=== Records that describe figures ===
** begin **
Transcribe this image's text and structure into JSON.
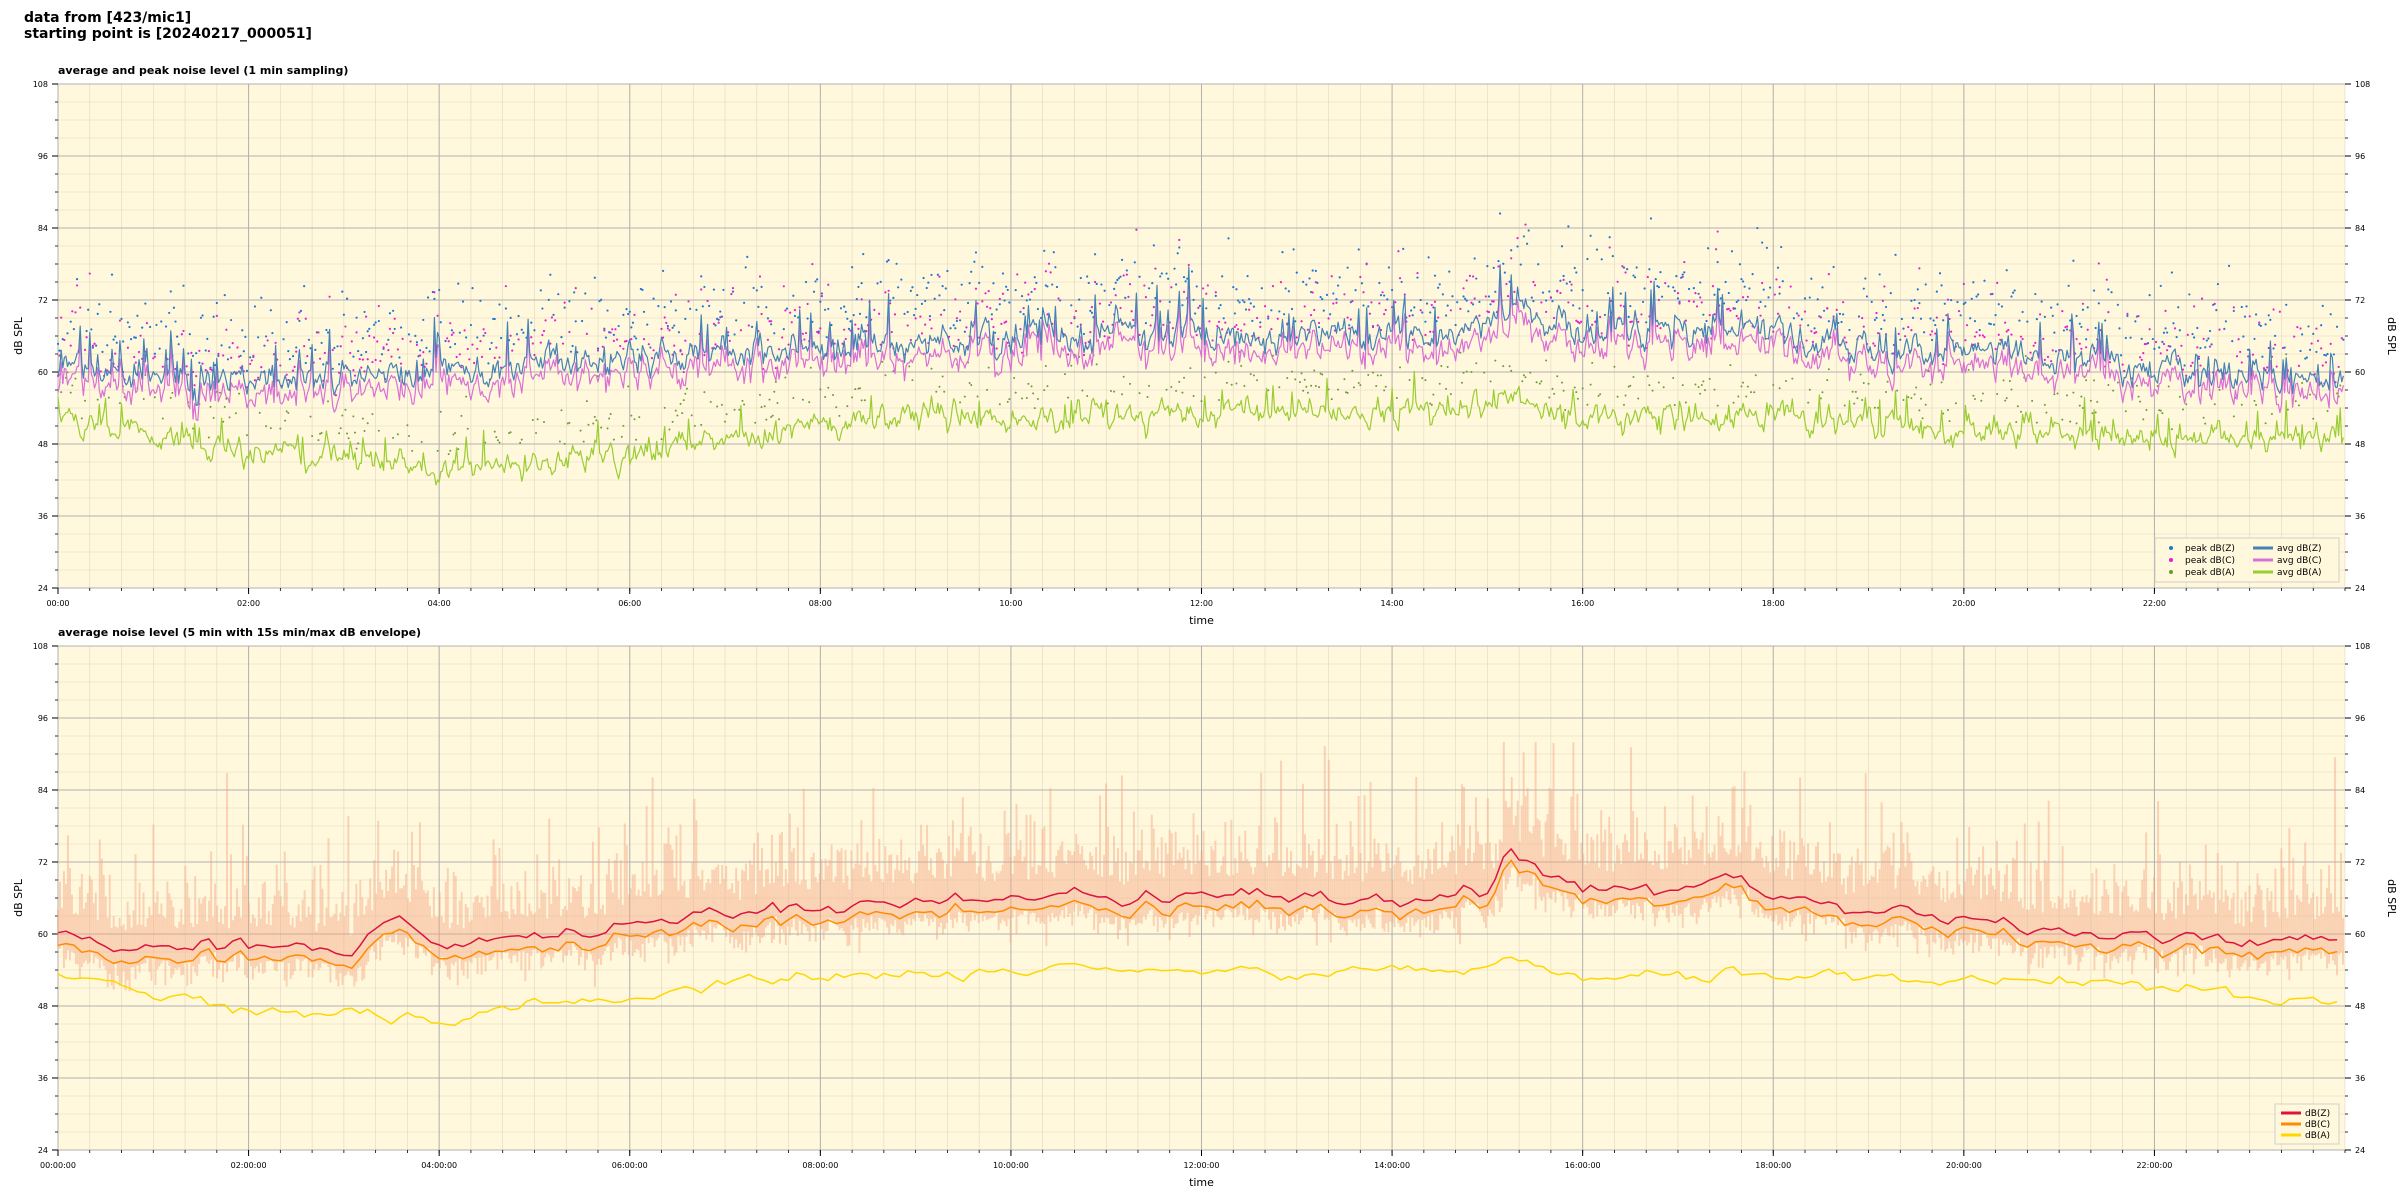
{
  "header": {
    "line1": "data from [423/mic1]",
    "line2": "starting point is [20240217_000051]"
  },
  "chart_data": [
    {
      "type": "line",
      "title": "average and peak noise level (1 min sampling)",
      "xlabel": "time",
      "ylabel": "dB SPL",
      "xlim_hours": [
        0,
        24
      ],
      "ylim": [
        24,
        108
      ],
      "yticks": [
        "24",
        "36",
        "48",
        "60",
        "72",
        "84",
        "96",
        "108"
      ],
      "xticks": [
        "00:00",
        "02:00",
        "04:00",
        "06:00",
        "08:00",
        "10:00",
        "12:00",
        "14:00",
        "16:00",
        "18:00",
        "20:00",
        "22:00"
      ],
      "grid": true,
      "legend_position": "bottom-right",
      "background": "#fff8dc",
      "series": [
        {
          "name": "peak dB(Z)",
          "kind": "scatter",
          "color": "#1f77d4"
        },
        {
          "name": "peak dB(C)",
          "kind": "scatter",
          "color": "#e81fd0"
        },
        {
          "name": "peak dB(A)",
          "kind": "scatter",
          "color": "#6b9b3a"
        },
        {
          "name": "avg dB(Z)",
          "kind": "line",
          "color": "#4682b4"
        },
        {
          "name": "avg dB(C)",
          "kind": "line",
          "color": "#da70d6"
        },
        {
          "name": "avg dB(A)",
          "kind": "line",
          "color": "#9acd32"
        }
      ],
      "profile_hours": [
        0,
        1,
        2,
        3,
        4,
        5,
        6,
        7,
        8,
        9,
        10,
        11,
        12,
        13,
        14,
        15,
        15.3,
        16,
        17,
        17.6,
        18,
        19,
        20,
        21,
        22,
        23,
        24
      ],
      "avg_z_profile": [
        61,
        59,
        59,
        59,
        60,
        61,
        62,
        63,
        64,
        65,
        66,
        66,
        66,
        66,
        66,
        67,
        71,
        66,
        67,
        68,
        66,
        65,
        63,
        62,
        61,
        60,
        60
      ],
      "avg_a_profile": [
        52,
        49,
        47,
        46,
        44,
        45,
        46,
        49,
        51,
        53,
        53,
        53,
        53,
        53,
        53,
        54,
        56,
        52,
        53,
        53,
        53,
        52,
        50,
        50,
        49,
        49,
        49
      ]
    },
    {
      "type": "line",
      "title": "average noise level (5 min with 15s min/max dB envelope)",
      "xlabel": "time",
      "ylabel": "dB SPL",
      "xlim_hours": [
        0,
        24
      ],
      "ylim": [
        24,
        108
      ],
      "yticks": [
        "24",
        "36",
        "48",
        "60",
        "72",
        "84",
        "96",
        "108"
      ],
      "xticks": [
        "00:00:00",
        "02:00:00",
        "04:00:00",
        "06:00:00",
        "08:00:00",
        "10:00:00",
        "12:00:00",
        "14:00:00",
        "16:00:00",
        "18:00:00",
        "20:00:00",
        "22:00:00"
      ],
      "grid": true,
      "legend_position": "bottom-right",
      "background": "#fff8dc",
      "envelope_color": "#f4a582",
      "series": [
        {
          "name": "dB(Z)",
          "color": "#dc143c"
        },
        {
          "name": "dB(C)",
          "color": "#ff8c00"
        },
        {
          "name": "dB(A)",
          "color": "#ffd700"
        }
      ],
      "profile_hours": [
        0,
        1,
        2,
        3,
        3.6,
        4,
        5,
        6,
        7,
        8,
        9,
        10,
        11,
        12,
        13,
        14,
        15,
        15.2,
        16,
        17,
        17.6,
        18,
        19,
        20,
        21,
        22,
        23,
        24
      ],
      "z_profile": [
        60,
        58,
        58,
        58,
        63,
        58,
        59,
        61,
        64,
        64,
        65,
        66,
        66,
        66,
        66,
        66,
        67,
        73,
        67,
        67,
        70,
        66,
        64,
        62,
        61,
        60,
        59,
        59
      ],
      "a_profile": [
        54,
        50,
        48,
        47,
        46,
        45,
        48,
        49,
        52,
        53,
        53,
        54,
        54,
        54,
        53,
        54,
        54,
        56,
        53,
        53,
        54,
        53,
        53,
        52,
        52,
        51,
        49,
        49
      ]
    }
  ]
}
** end **
=== INSTRUCTIONS FOR THE TASK ===
All of the lines above should be retyped precisely, apart from the pictures.

=== ANSWER TO THIS TASK ===
Transcribe this image's text and structure into JSON.
{
  "header": {
    "line1": "data from [423/mic1]",
    "line2": "starting point is [20240217_000051]"
  },
  "chart_data": [
    {
      "type": "line",
      "title": "average and peak noise level (1 min sampling)",
      "xlabel": "time",
      "ylabel": "dB SPL",
      "xlim_hours": [
        0,
        24
      ],
      "ylim": [
        24,
        108
      ],
      "yticks": [
        "24",
        "36",
        "48",
        "60",
        "72",
        "84",
        "96",
        "108"
      ],
      "xticks": [
        "00:00",
        "02:00",
        "04:00",
        "06:00",
        "08:00",
        "10:00",
        "12:00",
        "14:00",
        "16:00",
        "18:00",
        "20:00",
        "22:00"
      ],
      "grid": true,
      "legend_position": "bottom-right",
      "background": "#fff8dc",
      "series": [
        {
          "name": "peak dB(Z)",
          "kind": "scatter",
          "color": "#1f77d4"
        },
        {
          "name": "peak dB(C)",
          "kind": "scatter",
          "color": "#e81fd0"
        },
        {
          "name": "peak dB(A)",
          "kind": "scatter",
          "color": "#6b9b3a"
        },
        {
          "name": "avg dB(Z)",
          "kind": "line",
          "color": "#4682b4"
        },
        {
          "name": "avg dB(C)",
          "kind": "line",
          "color": "#da70d6"
        },
        {
          "name": "avg dB(A)",
          "kind": "line",
          "color": "#9acd32"
        }
      ],
      "profile_hours": [
        0,
        1,
        2,
        3,
        4,
        5,
        6,
        7,
        8,
        9,
        10,
        11,
        12,
        13,
        14,
        15,
        15.3,
        16,
        17,
        17.6,
        18,
        19,
        20,
        21,
        22,
        23,
        24
      ],
      "avg_z_profile": [
        61,
        59,
        59,
        59,
        60,
        61,
        62,
        63,
        64,
        65,
        66,
        66,
        66,
        66,
        66,
        67,
        71,
        66,
        67,
        68,
        66,
        65,
        63,
        62,
        61,
        60,
        60
      ],
      "avg_a_profile": [
        52,
        49,
        47,
        46,
        44,
        45,
        46,
        49,
        51,
        53,
        53,
        53,
        53,
        53,
        53,
        54,
        56,
        52,
        53,
        53,
        53,
        52,
        50,
        50,
        49,
        49,
        49
      ]
    },
    {
      "type": "line",
      "title": "average noise level (5 min with 15s min/max dB envelope)",
      "xlabel": "time",
      "ylabel": "dB SPL",
      "xlim_hours": [
        0,
        24
      ],
      "ylim": [
        24,
        108
      ],
      "yticks": [
        "24",
        "36",
        "48",
        "60",
        "72",
        "84",
        "96",
        "108"
      ],
      "xticks": [
        "00:00:00",
        "02:00:00",
        "04:00:00",
        "06:00:00",
        "08:00:00",
        "10:00:00",
        "12:00:00",
        "14:00:00",
        "16:00:00",
        "18:00:00",
        "20:00:00",
        "22:00:00"
      ],
      "grid": true,
      "legend_position": "bottom-right",
      "background": "#fff8dc",
      "envelope_color": "#f4a582",
      "series": [
        {
          "name": "dB(Z)",
          "color": "#dc143c"
        },
        {
          "name": "dB(C)",
          "color": "#ff8c00"
        },
        {
          "name": "dB(A)",
          "color": "#ffd700"
        }
      ],
      "profile_hours": [
        0,
        1,
        2,
        3,
        3.6,
        4,
        5,
        6,
        7,
        8,
        9,
        10,
        11,
        12,
        13,
        14,
        15,
        15.2,
        16,
        17,
        17.6,
        18,
        19,
        20,
        21,
        22,
        23,
        24
      ],
      "z_profile": [
        60,
        58,
        58,
        58,
        63,
        58,
        59,
        61,
        64,
        64,
        65,
        66,
        66,
        66,
        66,
        66,
        67,
        73,
        67,
        67,
        70,
        66,
        64,
        62,
        61,
        60,
        59,
        59
      ],
      "a_profile": [
        54,
        50,
        48,
        47,
        46,
        45,
        48,
        49,
        52,
        53,
        53,
        54,
        54,
        54,
        53,
        54,
        54,
        56,
        53,
        53,
        54,
        53,
        53,
        52,
        52,
        51,
        49,
        49
      ]
    }
  ]
}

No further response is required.